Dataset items
>> BEGIN

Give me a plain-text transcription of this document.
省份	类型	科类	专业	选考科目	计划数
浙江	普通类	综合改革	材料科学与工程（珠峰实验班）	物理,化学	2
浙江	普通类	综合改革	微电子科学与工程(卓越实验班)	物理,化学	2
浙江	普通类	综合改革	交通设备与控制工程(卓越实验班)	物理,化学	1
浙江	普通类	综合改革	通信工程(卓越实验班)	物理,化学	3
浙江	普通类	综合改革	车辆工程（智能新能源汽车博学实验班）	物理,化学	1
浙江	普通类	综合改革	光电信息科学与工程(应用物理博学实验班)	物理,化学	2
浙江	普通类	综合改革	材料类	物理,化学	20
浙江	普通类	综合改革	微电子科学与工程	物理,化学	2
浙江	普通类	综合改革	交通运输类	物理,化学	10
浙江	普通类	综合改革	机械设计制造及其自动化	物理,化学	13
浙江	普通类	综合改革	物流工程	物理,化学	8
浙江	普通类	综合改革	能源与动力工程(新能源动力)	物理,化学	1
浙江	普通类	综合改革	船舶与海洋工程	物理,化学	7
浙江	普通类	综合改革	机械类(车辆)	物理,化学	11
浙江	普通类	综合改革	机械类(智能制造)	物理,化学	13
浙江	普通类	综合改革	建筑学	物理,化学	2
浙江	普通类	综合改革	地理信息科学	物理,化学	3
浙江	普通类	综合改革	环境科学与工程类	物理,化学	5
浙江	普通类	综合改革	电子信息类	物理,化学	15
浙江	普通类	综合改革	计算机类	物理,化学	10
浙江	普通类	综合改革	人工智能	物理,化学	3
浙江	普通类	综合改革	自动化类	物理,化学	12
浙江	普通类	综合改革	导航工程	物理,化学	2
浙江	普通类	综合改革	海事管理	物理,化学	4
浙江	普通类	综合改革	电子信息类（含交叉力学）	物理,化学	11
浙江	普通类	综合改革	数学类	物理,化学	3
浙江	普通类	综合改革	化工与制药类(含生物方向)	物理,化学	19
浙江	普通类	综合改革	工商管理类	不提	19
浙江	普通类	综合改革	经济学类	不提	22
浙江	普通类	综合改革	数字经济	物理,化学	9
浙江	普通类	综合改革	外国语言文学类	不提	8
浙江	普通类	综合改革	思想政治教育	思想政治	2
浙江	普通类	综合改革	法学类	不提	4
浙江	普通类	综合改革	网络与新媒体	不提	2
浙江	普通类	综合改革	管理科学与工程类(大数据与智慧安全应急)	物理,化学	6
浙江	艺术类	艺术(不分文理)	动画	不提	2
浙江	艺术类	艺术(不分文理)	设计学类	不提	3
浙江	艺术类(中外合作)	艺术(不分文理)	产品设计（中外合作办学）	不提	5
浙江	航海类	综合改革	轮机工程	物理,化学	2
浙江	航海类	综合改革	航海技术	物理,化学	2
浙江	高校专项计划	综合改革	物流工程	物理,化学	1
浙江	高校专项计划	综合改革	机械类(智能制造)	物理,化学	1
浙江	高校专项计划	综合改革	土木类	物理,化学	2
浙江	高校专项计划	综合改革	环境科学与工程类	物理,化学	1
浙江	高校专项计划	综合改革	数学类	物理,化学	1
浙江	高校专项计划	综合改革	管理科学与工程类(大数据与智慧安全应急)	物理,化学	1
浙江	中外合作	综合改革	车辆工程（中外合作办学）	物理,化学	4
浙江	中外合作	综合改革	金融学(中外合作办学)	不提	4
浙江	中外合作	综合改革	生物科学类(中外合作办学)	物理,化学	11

>> END

- [What is asked]
Exactly as shown, repeat every record.

- [Written response]
Give me a plain-text transcription of this document.
省份	类型	科类	专业	选考科目	计划数
浙江	普通类	综合改革	材料科学与工程（珠峰实验班）	物理,化学	2
浙江	普通类	综合改革	微电子科学与工程(卓越实验班)	物理,化学	2
浙江	普通类	综合改革	交通设备与控制工程(卓越实验班)	物理,化学	1
浙江	普通类	综合改革	通信工程(卓越实验班)	物理,化学	3
浙江	普通类	综合改革	车辆工程（智能新能源汽车博学实验班）	物理,化学	1
浙江	普通类	综合改革	光电信息科学与工程(应用物理博学实验班)	物理,化学	2
浙江	普通类	综合改革	材料类	物理,化学	20
浙江	普通类	综合改革	微电子科学与工程	物理,化学	2
浙江	普通类	综合改革	交通运输类	物理,化学	10
浙江	普通类	综合改革	机械设计制造及其自动化	物理,化学	13
浙江	普通类	综合改革	物流工程	物理,化学	8
浙江	普通类	综合改革	能源与动力工程(新能源动力)	物理,化学	1
浙江	普通类	综合改革	船舶与海洋工程	物理,化学	7
浙江	普通类	综合改革	机械类(车辆)	物理,化学	11
浙江	普通类	综合改革	机械类(智能制造)	物理,化学	13
浙江	普通类	综合改革	建筑学	物理,化学	2
浙江	普通类	综合改革	地理信息科学	物理,化学	3
浙江	普通类	综合改革	环境科学与工程类	物理,化学	5
浙江	普通类	综合改革	电子信息类	物理,化学	15
浙江	普通类	综合改革	计算机类	物理,化学	10
浙江	普通类	综合改革	人工智能	物理,化学	3
浙江	普通类	综合改革	自动化类	物理,化学	12
浙江	普通类	综合改革	导航工程	物理,化学	2
浙江	普通类	综合改革	海事管理	物理,化学	4
浙江	普通类	综合改革	电子信息类（含交叉力学）	物理,化学	11
浙江	普通类	综合改革	数学类	物理,化学	3
浙江	普通类	综合改革	化工与制药类(含生物方向)	物理,化学	19
浙江	普通类	综合改革	工商管理类	不提	19
浙江	普通类	综合改革	经济学类	不提	22
浙江	普通类	综合改革	数字经济	物理,化学	9
浙江	普通类	综合改革	外国语言文学类	不提	8
浙江	普通类	综合改革	思想政治教育	思想政治	2
浙江	普通类	综合改革	法学类	不提	4
浙江	普通类	综合改革	网络与新媒体	不提	2
浙江	普通类	综合改革	管理科学与工程类(大数据与智慧安全应急)	物理,化学	6
浙江	艺术类	艺术(不分文理)	动画	不提	2
浙江	艺术类	艺术(不分文理)	设计学类	不提	3
浙江	艺术类(中外合作)	艺术(不分文理)	产品设计（中外合作办学）	不提	5
浙江	航海类	综合改革	轮机工程	物理,化学	2
浙江	航海类	综合改革	航海技术	物理,化学	2
浙江	高校专项计划	综合改革	物流工程	物理,化学	1
浙江	高校专项计划	综合改革	机械类(智能制造)	物理,化学	1
浙江	高校专项计划	综合改革	土木类	物理,化学	2
浙江	高校专项计划	综合改革	环境科学与工程类	物理,化学	1
浙江	高校专项计划	综合改革	数学类	物理,化学	1
浙江	高校专项计划	综合改革	管理科学与工程类(大数据与智慧安全应急)	物理,化学	1
浙江	中外合作	综合改革	车辆工程（中外合作办学）	物理,化学	4
浙江	中外合作	综合改革	金融学(中外合作办学)	不提	4
浙江	中外合作	综合改革	生物科学类(中外合作办学)	物理,化学	11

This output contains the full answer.